• _Written exercise_
Write out all of the entries that follow, word for word, but skip the pictures.

• _Input records_
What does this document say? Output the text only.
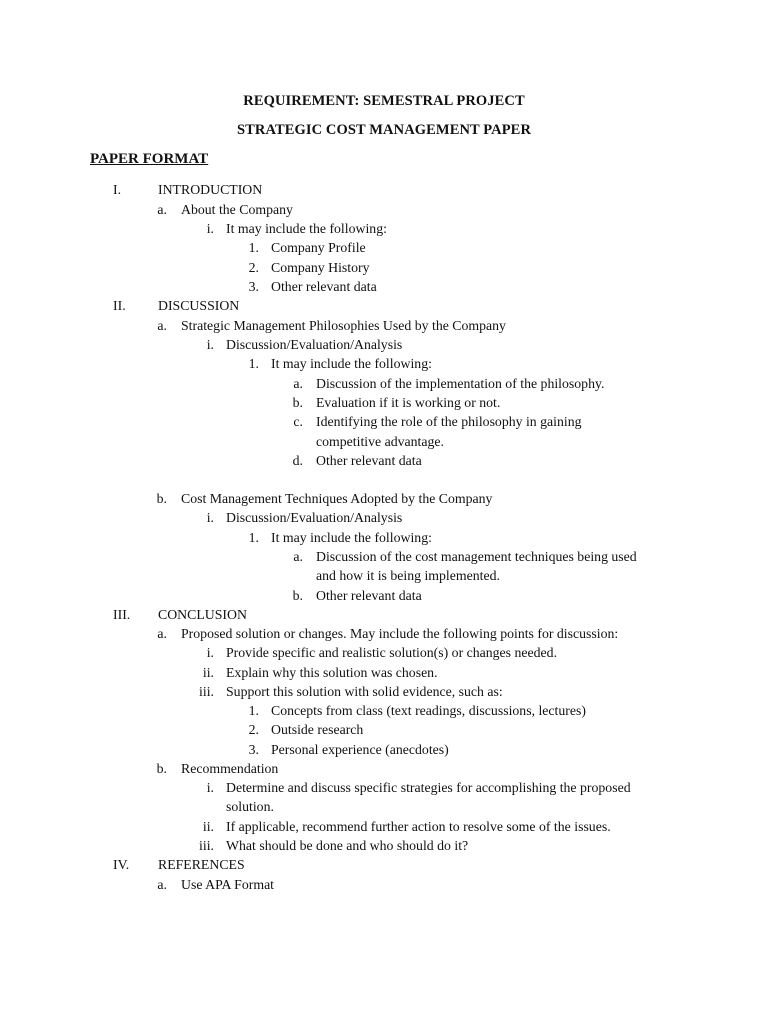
REQUIREMENT: SEMESTRAL PROJECT
STRATEGIC COST MANAGEMENT PAPER
PAPER FORMAT
I.	INTRODUCTION
a. About the Company
i. It may include the following:
1. Company Profile
2. Company History
3. Other relevant data
II. DISCUSSION
a. Strategic Management Philosophies Used by the Company
i. Discussion/Evaluation/Analysis
1. It may include the following:
a. Discussion of the implementation of the philosophy.
b. Evaluation if it is working or not.
c. Identifying the role of the philosophy in gaining
competitive advantage.
d. Other relevant data
b. Cost Management Techniques Adopted by the Company
i. Discussion/Evaluation/Analysis
1. It may include the following:
a. Discussion of the cost management techniques being used
and how it is being implemented.
b. Other relevant data
III. CONCLUSION
a. Proposed solution or changes. May include the following points for discussion:
i. Provide specific and realistic solution(s) or changes needed.
ii. Explain why this solution was chosen.
iii. Support this solution with solid evidence, such as:
1. Concepts from class (text readings, discussions, lectures)
2. Outside research
3. Personal experience (anecdotes)
b. Recommendation
i. Determine and discuss specific strategies for accomplishing the proposed
solution.
ii. If applicable, recommend further action to resolve some of the issues.
iii. What should be done and who should do it?
IV. REFERENCES
a. Use APA Format
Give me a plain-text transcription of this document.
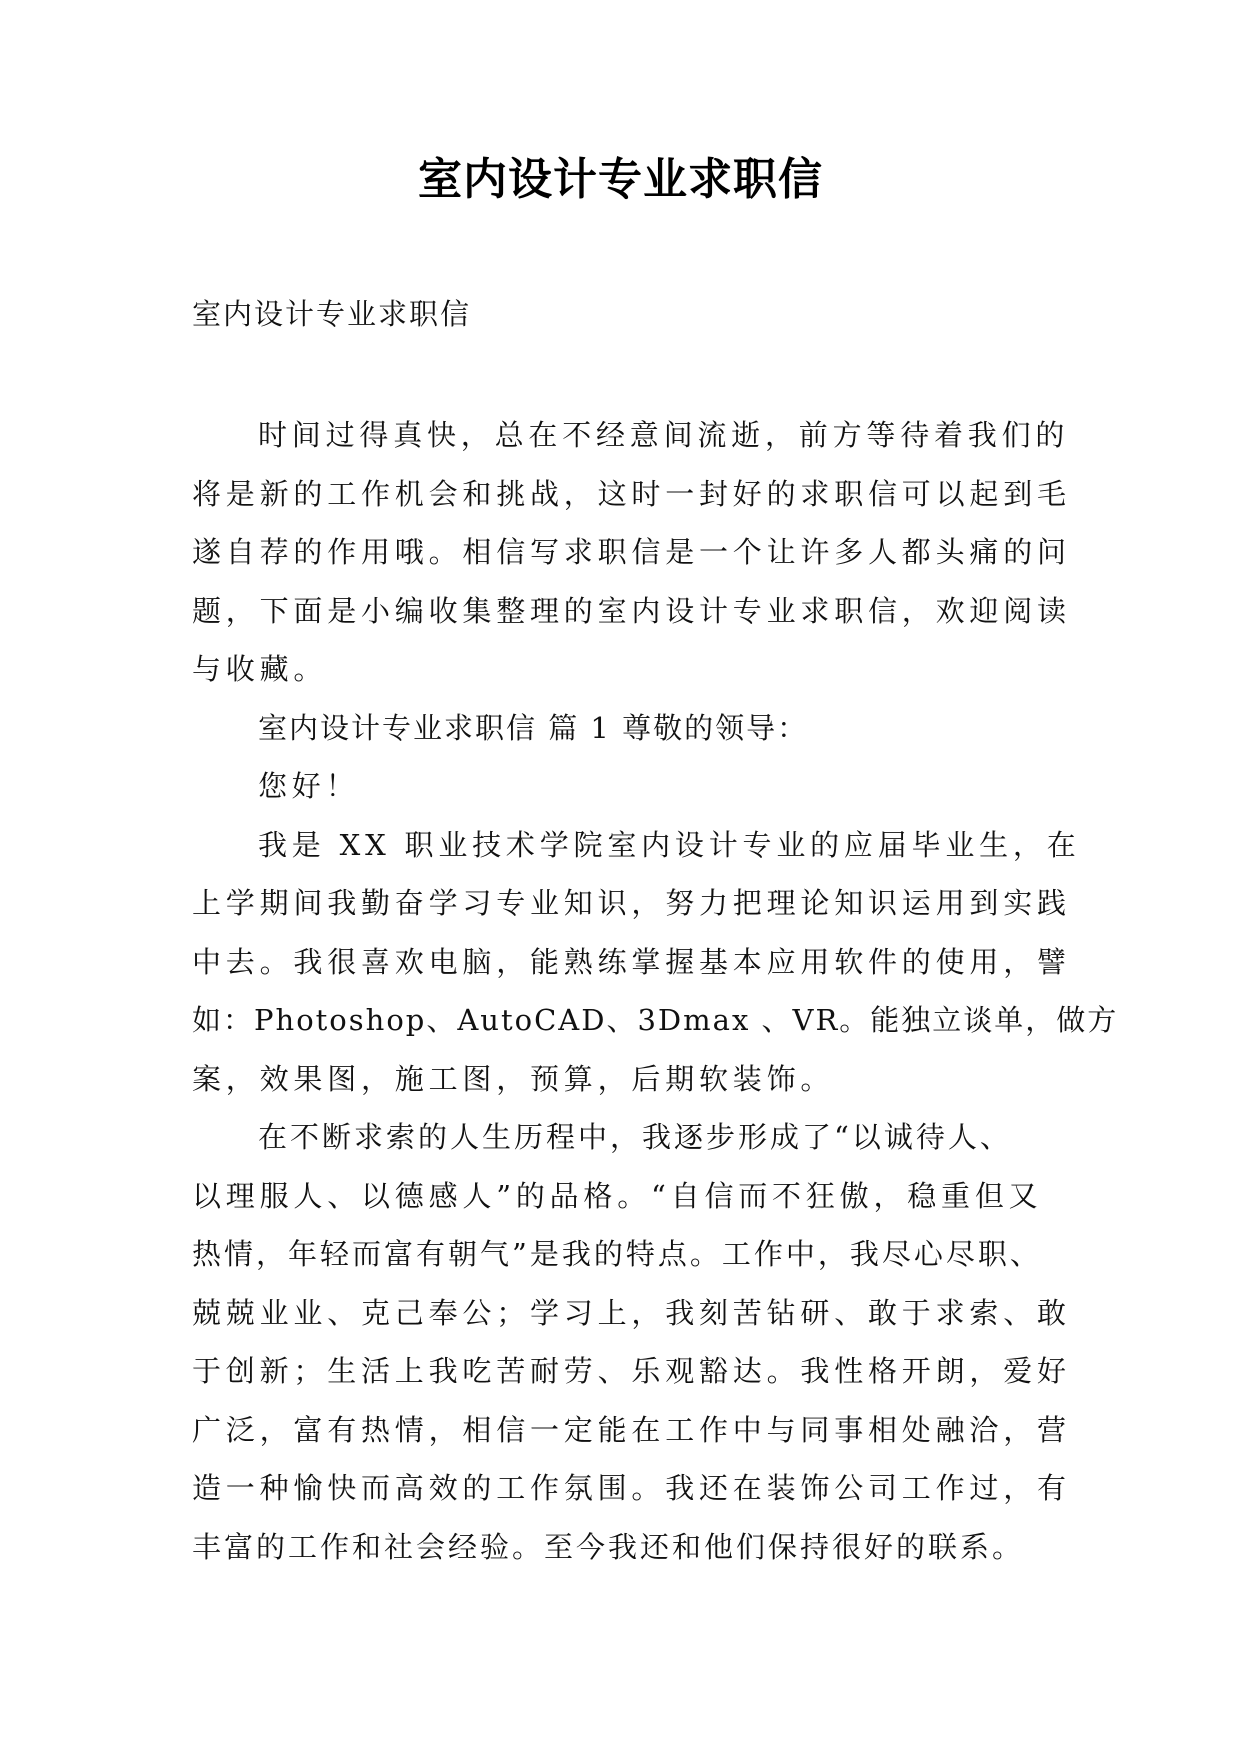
室内设计专业求职信
室内设计专业求职信
时间过得真快，总在不经意间流逝，前方等待着我们的
将是新的工作机会和挑战，这时一封好的求职信可以起到毛
遂自荐的作用哦。相信写求职信是一个让许多人都头痛的问
题，下面是小编收集整理的室内设计专业求职信，欢迎阅读
与收藏。
室内设计专业求职信 篇 1 尊敬的领导：
您好！
我是 XX 职业技术学院室内设计专业的应届毕业生，在
上学期间我勤奋学习专业知识，努力把理论知识运用到实践
中去。我很喜欢电脑，能熟练掌握基本应用软件的使用，譬
如：Photoshop、AutoCAD、3Dmax 、VR。能独立谈单，做方
案，效果图，施工图，预算，后期软装饰。
在不断求索的人生历程中，我逐步形成了“以诚待人、
以理服人、以德感人”的品格。“自信而不狂傲，稳重但又
热情，年轻而富有朝气”是我的特点。工作中，我尽心尽职、
兢兢业业、克己奉公；学习上，我刻苦钻研、敢于求索、敢
于创新；生活上我吃苦耐劳、乐观豁达。我性格开朗，爱好
广泛，富有热情，相信一定能在工作中与同事相处融洽，营
造一种愉快而高效的工作氛围。我还在装饰公司工作过，有
丰富的工作和社会经验。至今我还和他们保持很好的联系。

• _Solution to this exercise_
What does this document say? Output the text only.
REQUIREMENT: SEMESTRAL PROJECT
STRATEGIC COST MANAGEMENT PAPER
PAPER FORMAT
I.	INTRODUCTION
a. About the Company
i. It may include the following:
1. Company Profile
2. Company History
3. Other relevant data
II. DISCUSSION
a. Strategic Management Philosophies Used by the Company
i. Discussion/Evaluation/Analysis
1. It may include the following:
a. Discussion of the implementation of the philosophy.
b. Evaluation if it is working or not.
c. Identifying the role of the philosophy in gaining
competitive advantage.
d. Other relevant data
b. Cost Management Techniques Adopted by the Company
i. Discussion/Evaluation/Analysis
1. It may include the following:
a. Discussion of the cost management techniques being used
and how it is being implemented.
b. Other relevant data
III. CONCLUSION
a. Proposed solution or changes. May include the following points for discussion:
i. Provide specific and realistic solution(s) or changes needed.
ii. Explain why this solution was chosen.
iii. Support this solution with solid evidence, such as:
1. Concepts from class (text readings, discussions, lectures)
2. Outside research
3. Personal experience (anecdotes)
b. Recommendation
i. Determine and discuss specific strategies for accomplishing the proposed
solution.
ii. If applicable, recommend further action to resolve some of the issues.
iii. What should be done and who should do it?
IV. REFERENCES
a. Use APA Format
Give me a plain-text transcription of this document.
室内设计专业求职信
室内设计专业求职信
时间过得真快，总在不经意间流逝，前方等待着我们的
将是新的工作机会和挑战，这时一封好的求职信可以起到毛
遂自荐的作用哦。相信写求职信是一个让许多人都头痛的问
题，下面是小编收集整理的室内设计专业求职信，欢迎阅读
与收藏。
室内设计专业求职信 篇 1 尊敬的领导：
您好！
我是 XX 职业技术学院室内设计专业的应届毕业生，在
上学期间我勤奋学习专业知识，努力把理论知识运用到实践
中去。我很喜欢电脑，能熟练掌握基本应用软件的使用，譬
如：Photoshop、AutoCAD、3Dmax 、VR。能独立谈单，做方
案，效果图，施工图，预算，后期软装饰。
在不断求索的人生历程中，我逐步形成了“以诚待人、
以理服人、以德感人”的品格。“自信而不狂傲，稳重但又
热情，年轻而富有朝气”是我的特点。工作中，我尽心尽职、
兢兢业业、克己奉公；学习上，我刻苦钻研、敢于求索、敢
于创新；生活上我吃苦耐劳、乐观豁达。我性格开朗，爱好
广泛，富有热情，相信一定能在工作中与同事相处融洽，营
造一种愉快而高效的工作氛围。我还在装饰公司工作过，有
丰富的工作和社会经验。至今我还和他们保持很好的联系。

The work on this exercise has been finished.